* [MATERIAL TO PROCESS]:

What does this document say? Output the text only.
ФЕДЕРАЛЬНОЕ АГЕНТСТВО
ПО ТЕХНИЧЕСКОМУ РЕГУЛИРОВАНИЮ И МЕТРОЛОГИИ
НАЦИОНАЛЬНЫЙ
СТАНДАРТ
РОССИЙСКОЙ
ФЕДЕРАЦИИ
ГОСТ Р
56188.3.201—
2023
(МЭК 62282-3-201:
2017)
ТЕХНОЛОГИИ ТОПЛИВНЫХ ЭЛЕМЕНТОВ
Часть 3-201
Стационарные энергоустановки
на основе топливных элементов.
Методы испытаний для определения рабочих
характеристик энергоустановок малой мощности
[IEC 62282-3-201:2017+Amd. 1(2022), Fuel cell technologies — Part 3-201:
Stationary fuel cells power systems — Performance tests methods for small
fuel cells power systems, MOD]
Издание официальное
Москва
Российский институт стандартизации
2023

* [WHAT IS EXPECTED]: Scan the entries above for the string "cells", and copy every line where it turns up.

* [ANSWER SPACE]:
Stationary fuel cells power systems — Performance tests methods for small
fuel cells power systems, MOD]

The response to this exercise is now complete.